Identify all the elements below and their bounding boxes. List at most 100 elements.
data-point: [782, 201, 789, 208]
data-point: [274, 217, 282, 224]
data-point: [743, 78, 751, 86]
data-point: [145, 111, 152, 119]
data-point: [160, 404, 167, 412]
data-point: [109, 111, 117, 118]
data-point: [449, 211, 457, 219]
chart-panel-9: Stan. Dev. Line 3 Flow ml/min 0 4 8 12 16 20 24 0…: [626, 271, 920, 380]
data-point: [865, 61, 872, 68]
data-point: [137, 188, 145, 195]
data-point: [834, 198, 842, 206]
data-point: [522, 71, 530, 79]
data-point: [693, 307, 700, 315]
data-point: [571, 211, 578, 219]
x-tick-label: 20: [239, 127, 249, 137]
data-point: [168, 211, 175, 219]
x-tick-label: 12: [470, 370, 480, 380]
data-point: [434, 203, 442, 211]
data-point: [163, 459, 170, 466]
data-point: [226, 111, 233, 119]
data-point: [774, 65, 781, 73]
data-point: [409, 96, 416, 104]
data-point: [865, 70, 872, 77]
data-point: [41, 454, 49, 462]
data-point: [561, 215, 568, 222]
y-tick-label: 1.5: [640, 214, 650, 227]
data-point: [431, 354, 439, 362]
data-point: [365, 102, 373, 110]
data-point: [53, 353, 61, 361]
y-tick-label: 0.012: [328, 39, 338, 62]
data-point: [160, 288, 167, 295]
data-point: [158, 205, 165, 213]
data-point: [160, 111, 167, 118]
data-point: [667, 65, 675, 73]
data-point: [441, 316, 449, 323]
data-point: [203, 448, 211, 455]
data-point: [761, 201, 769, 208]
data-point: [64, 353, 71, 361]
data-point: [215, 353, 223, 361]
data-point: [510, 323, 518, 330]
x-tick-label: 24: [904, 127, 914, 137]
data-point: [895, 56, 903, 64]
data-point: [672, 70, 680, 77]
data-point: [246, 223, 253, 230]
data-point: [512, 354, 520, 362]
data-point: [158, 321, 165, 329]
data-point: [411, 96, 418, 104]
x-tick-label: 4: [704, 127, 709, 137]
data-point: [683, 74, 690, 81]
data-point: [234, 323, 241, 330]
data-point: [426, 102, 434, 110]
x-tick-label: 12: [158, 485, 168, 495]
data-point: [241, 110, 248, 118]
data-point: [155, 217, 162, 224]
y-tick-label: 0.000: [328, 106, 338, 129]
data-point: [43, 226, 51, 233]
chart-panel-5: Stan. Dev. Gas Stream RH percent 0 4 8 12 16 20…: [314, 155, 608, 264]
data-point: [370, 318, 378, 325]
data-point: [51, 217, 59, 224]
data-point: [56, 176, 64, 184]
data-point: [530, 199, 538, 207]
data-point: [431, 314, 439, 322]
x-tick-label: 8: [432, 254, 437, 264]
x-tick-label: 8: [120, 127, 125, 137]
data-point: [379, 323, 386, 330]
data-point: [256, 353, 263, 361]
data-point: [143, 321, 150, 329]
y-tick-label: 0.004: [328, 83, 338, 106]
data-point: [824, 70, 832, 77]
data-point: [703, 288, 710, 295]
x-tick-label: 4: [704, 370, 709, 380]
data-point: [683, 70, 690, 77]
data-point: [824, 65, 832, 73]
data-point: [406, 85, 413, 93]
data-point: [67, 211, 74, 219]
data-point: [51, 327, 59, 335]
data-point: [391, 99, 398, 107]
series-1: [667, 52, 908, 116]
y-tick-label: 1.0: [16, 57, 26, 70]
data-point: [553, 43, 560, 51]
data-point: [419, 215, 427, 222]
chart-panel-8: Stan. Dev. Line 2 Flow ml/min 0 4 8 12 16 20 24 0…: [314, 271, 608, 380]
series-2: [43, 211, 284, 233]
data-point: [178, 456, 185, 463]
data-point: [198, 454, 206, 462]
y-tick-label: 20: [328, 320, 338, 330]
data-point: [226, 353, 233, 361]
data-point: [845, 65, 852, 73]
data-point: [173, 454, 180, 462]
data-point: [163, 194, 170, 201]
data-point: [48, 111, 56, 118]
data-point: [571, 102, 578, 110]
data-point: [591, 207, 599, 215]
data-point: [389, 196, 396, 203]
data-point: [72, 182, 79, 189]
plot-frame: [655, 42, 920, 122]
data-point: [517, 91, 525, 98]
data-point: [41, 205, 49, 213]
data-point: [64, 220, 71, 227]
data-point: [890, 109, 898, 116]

○ ○ ○ ○

Please set down every line of the records above, word for word and in the same order.

Output below
Identify all the elements below and their bounding boxes. List at most 100 elements.
data-point: [782, 201, 789, 208]
data-point: [274, 217, 282, 224]
data-point: [743, 78, 751, 86]
data-point: [145, 111, 152, 119]
data-point: [160, 404, 167, 412]
data-point: [109, 111, 117, 118]
data-point: [449, 211, 457, 219]
chart-panel-9: Stan. Dev. Line 3 Flow ml/min 0 4 8 12 16 20 24 0…: [626, 271, 920, 380]
data-point: [865, 61, 872, 68]
data-point: [137, 188, 145, 195]
data-point: [834, 198, 842, 206]
data-point: [522, 71, 530, 79]
data-point: [693, 307, 700, 315]
data-point: [571, 211, 578, 219]
x-tick-label: 20: [239, 127, 249, 137]
data-point: [168, 211, 175, 219]
x-tick-label: 12: [470, 370, 480, 380]
data-point: [434, 203, 442, 211]
data-point: [163, 459, 170, 466]
data-point: [226, 111, 233, 119]
data-point: [774, 65, 781, 73]
data-point: [409, 96, 416, 104]
data-point: [865, 70, 872, 77]
data-point: [41, 454, 49, 462]
data-point: [561, 215, 568, 222]
y-tick-label: 1.5: [640, 214, 650, 227]
data-point: [431, 354, 439, 362]
data-point: [365, 102, 373, 110]
data-point: [53, 353, 61, 361]
y-tick-label: 0.012: [328, 39, 338, 62]
data-point: [160, 288, 167, 295]
data-point: [158, 205, 165, 213]
data-point: [160, 111, 167, 118]
data-point: [667, 65, 675, 73]
data-point: [441, 316, 449, 323]
data-point: [203, 448, 211, 455]
data-point: [761, 201, 769, 208]
data-point: [64, 353, 71, 361]
data-point: [215, 353, 223, 361]
data-point: [510, 323, 518, 330]
x-tick-label: 24: [904, 127, 914, 137]
data-point: [895, 56, 903, 64]
data-point: [672, 70, 680, 77]
data-point: [246, 223, 253, 230]
data-point: [512, 354, 520, 362]
data-point: [158, 321, 165, 329]
data-point: [411, 96, 418, 104]
x-tick-label: 4: [704, 127, 709, 137]
data-point: [683, 74, 690, 81]
data-point: [234, 323, 241, 330]
data-point: [426, 102, 434, 110]
x-tick-label: 12: [158, 485, 168, 495]
data-point: [241, 110, 248, 118]
data-point: [155, 217, 162, 224]
y-tick-label: 0.000: [328, 106, 338, 129]
data-point: [43, 226, 51, 233]
chart-panel-5: Stan. Dev. Gas Stream RH percent 0 4 8 12 16 20…: [314, 155, 608, 264]
data-point: [370, 318, 378, 325]
data-point: [51, 217, 59, 224]
data-point: [56, 176, 64, 184]
data-point: [530, 199, 538, 207]
data-point: [431, 314, 439, 322]
x-tick-label: 8: [432, 254, 437, 264]
x-tick-label: 8: [120, 127, 125, 137]
data-point: [379, 323, 386, 330]
data-point: [256, 353, 263, 361]
data-point: [143, 321, 150, 329]
y-tick-label: 0.004: [328, 83, 338, 106]
data-point: [824, 70, 832, 77]
data-point: [703, 288, 710, 295]
x-tick-label: 4: [704, 370, 709, 380]
data-point: [683, 70, 690, 77]
data-point: [824, 65, 832, 73]
data-point: [406, 85, 413, 93]
data-point: [67, 211, 74, 219]
data-point: [51, 327, 59, 335]
data-point: [391, 99, 398, 107]
series-1: [667, 52, 908, 116]
y-tick-label: 1.0: [16, 57, 26, 70]
data-point: [553, 43, 560, 51]
data-point: [419, 215, 427, 222]
chart-panel-8: Stan. Dev. Line 2 Flow ml/min 0 4 8 12 16 20 24 0…: [314, 271, 608, 380]
series-2: [43, 211, 284, 233]
data-point: [178, 456, 185, 463]
data-point: [198, 454, 206, 462]
y-tick-label: 20: [328, 320, 338, 330]
data-point: [226, 353, 233, 361]
data-point: [845, 65, 852, 73]
data-point: [173, 454, 180, 462]
data-point: [163, 194, 170, 201]
data-point: [48, 111, 56, 118]
data-point: [571, 102, 578, 110]
data-point: [591, 207, 599, 215]
data-point: [389, 196, 396, 203]
data-point: [72, 182, 79, 189]
plot-frame: [655, 42, 920, 122]
data-point: [517, 91, 525, 98]
data-point: [41, 205, 49, 213]
data-point: [64, 220, 71, 227]
data-point: [890, 109, 898, 116]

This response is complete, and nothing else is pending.